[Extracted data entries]
===============

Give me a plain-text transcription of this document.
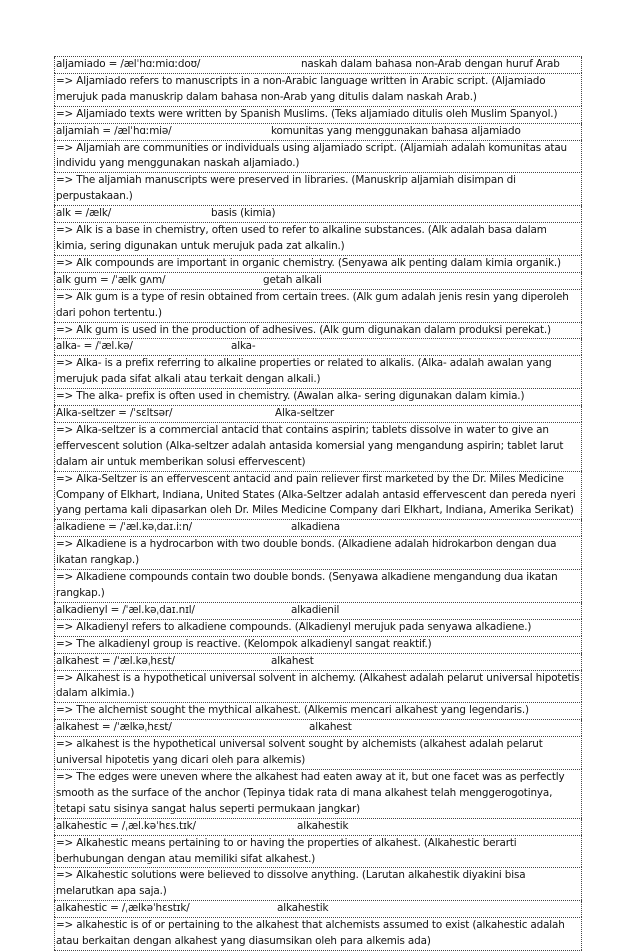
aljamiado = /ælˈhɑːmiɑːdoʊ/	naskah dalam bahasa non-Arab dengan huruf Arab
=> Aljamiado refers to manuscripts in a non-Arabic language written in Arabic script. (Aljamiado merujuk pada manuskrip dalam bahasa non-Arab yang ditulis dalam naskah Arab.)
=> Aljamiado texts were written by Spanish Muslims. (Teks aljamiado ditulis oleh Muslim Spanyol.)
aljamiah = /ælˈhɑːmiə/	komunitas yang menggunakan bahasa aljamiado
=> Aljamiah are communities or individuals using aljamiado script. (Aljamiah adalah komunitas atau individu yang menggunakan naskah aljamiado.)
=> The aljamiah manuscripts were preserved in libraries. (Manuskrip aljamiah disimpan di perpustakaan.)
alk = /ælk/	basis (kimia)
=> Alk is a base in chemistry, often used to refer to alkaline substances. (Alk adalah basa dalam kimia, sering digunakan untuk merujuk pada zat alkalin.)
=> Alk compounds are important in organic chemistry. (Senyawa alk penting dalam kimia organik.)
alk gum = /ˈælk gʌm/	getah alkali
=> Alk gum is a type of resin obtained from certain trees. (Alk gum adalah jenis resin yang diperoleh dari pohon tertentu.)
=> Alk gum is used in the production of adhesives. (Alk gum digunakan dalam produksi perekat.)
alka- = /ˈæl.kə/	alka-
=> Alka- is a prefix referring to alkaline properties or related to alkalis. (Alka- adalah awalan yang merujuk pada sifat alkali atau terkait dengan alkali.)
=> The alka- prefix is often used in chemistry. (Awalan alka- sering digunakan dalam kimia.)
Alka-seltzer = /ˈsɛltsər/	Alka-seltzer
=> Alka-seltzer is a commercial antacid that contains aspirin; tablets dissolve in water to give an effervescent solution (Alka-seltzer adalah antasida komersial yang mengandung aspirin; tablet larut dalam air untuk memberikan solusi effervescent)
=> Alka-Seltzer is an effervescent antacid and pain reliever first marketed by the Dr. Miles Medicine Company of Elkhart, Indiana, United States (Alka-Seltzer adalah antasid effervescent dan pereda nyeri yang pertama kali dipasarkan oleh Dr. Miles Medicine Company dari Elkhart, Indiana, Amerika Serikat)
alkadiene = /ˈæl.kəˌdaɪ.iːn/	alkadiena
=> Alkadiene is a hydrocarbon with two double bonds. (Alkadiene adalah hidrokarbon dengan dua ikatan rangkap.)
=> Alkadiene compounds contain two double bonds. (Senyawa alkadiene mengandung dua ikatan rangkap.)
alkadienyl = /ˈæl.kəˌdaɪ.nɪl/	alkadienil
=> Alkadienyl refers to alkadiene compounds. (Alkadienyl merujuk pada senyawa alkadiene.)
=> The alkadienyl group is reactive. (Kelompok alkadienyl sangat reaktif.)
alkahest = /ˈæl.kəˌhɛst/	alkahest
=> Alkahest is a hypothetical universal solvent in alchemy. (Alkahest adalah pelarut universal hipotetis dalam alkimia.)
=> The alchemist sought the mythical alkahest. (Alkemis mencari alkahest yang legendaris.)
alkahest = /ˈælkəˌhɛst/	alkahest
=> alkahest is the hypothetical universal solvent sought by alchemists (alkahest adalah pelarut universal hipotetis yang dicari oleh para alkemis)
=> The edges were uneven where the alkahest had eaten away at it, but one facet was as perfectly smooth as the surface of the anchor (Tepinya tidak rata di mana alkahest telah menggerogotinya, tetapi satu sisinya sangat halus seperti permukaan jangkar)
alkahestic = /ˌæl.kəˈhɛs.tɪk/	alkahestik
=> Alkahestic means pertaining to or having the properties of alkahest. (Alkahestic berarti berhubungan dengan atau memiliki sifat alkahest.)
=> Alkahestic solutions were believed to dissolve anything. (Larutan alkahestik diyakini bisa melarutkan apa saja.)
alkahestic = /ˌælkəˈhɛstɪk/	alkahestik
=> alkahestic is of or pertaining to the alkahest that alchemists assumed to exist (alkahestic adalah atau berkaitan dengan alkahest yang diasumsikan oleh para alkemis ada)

===============

EXERCISE DESCRIPTION
Copy out the entries verbatim and leave the images out.

EXERCISE RESPONSE
Give me a plain-text transcription of this document.
aljamiado = /ælˈhɑːmiɑːdoʊ/	naskah dalam bahasa non-Arab dengan huruf Arab
=> Aljamiado refers to manuscripts in a non-Arabic language written in Arabic script. (Aljamiado merujuk pada manuskrip dalam bahasa non-Arab yang ditulis dalam naskah Arab.)
=> Aljamiado texts were written by Spanish Muslims. (Teks aljamiado ditulis oleh Muslim Spanyol.)
aljamiah = /ælˈhɑːmiə/	komunitas yang menggunakan bahasa aljamiado
=> Aljamiah are communities or individuals using aljamiado script. (Aljamiah adalah komunitas atau individu yang menggunakan naskah aljamiado.)
=> The aljamiah manuscripts were preserved in libraries. (Manuskrip aljamiah disimpan di perpustakaan.)
alk = /ælk/	basis (kimia)
=> Alk is a base in chemistry, often used to refer to alkaline substances. (Alk adalah basa dalam kimia, sering digunakan untuk merujuk pada zat alkalin.)
=> Alk compounds are important in organic chemistry. (Senyawa alk penting dalam kimia organik.)
alk gum = /ˈælk gʌm/	getah alkali
=> Alk gum is a type of resin obtained from certain trees. (Alk gum adalah jenis resin yang diperoleh dari pohon tertentu.)
=> Alk gum is used in the production of adhesives. (Alk gum digunakan dalam produksi perekat.)
alka- = /ˈæl.kə/	alka-
=> Alka- is a prefix referring to alkaline properties or related to alkalis. (Alka- adalah awalan yang merujuk pada sifat alkali atau terkait dengan alkali.)
=> The alka- prefix is often used in chemistry. (Awalan alka- sering digunakan dalam kimia.)
Alka-seltzer = /ˈsɛltsər/	Alka-seltzer
=> Alka-seltzer is a commercial antacid that contains aspirin; tablets dissolve in water to give an effervescent solution (Alka-seltzer adalah antasida komersial yang mengandung aspirin; tablet larut dalam air untuk memberikan solusi effervescent)
=> Alka-Seltzer is an effervescent antacid and pain reliever first marketed by the Dr. Miles Medicine Company of Elkhart, Indiana, United States (Alka-Seltzer adalah antasid effervescent dan pereda nyeri yang pertama kali dipasarkan oleh Dr. Miles Medicine Company dari Elkhart, Indiana, Amerika Serikat)
alkadiene = /ˈæl.kəˌdaɪ.iːn/	alkadiena
=> Alkadiene is a hydrocarbon with two double bonds. (Alkadiene adalah hidrokarbon dengan dua ikatan rangkap.)
=> Alkadiene compounds contain two double bonds. (Senyawa alkadiene mengandung dua ikatan rangkap.)
alkadienyl = /ˈæl.kəˌdaɪ.nɪl/	alkadienil
=> Alkadienyl refers to alkadiene compounds. (Alkadienyl merujuk pada senyawa alkadiene.)
=> The alkadienyl group is reactive. (Kelompok alkadienyl sangat reaktif.)
alkahest = /ˈæl.kəˌhɛst/	alkahest
=> Alkahest is a hypothetical universal solvent in alchemy. (Alkahest adalah pelarut universal hipotetis dalam alkimia.)
=> The alchemist sought the mythical alkahest. (Alkemis mencari alkahest yang legendaris.)
alkahest = /ˈælkəˌhɛst/	alkahest
=> alkahest is the hypothetical universal solvent sought by alchemists (alkahest adalah pelarut universal hipotetis yang dicari oleh para alkemis)
=> The edges were uneven where the alkahest had eaten away at it, but one facet was as perfectly smooth as the surface of the anchor (Tepinya tidak rata di mana alkahest telah menggerogotinya, tetapi satu sisinya sangat halus seperti permukaan jangkar)
alkahestic = /ˌæl.kəˈhɛs.tɪk/	alkahestik
=> Alkahestic means pertaining to or having the properties of alkahest. (Alkahestic berarti berhubungan dengan atau memiliki sifat alkahest.)
=> Alkahestic solutions were believed to dissolve anything. (Larutan alkahestik diyakini bisa melarutkan apa saja.)
alkahestic = /ˌælkəˈhɛstɪk/	alkahestik
=> alkahestic is of or pertaining to the alkahest that alchemists assumed to exist (alkahestic adalah atau berkaitan dengan alkahest yang diasumsikan oleh para alkemis ada)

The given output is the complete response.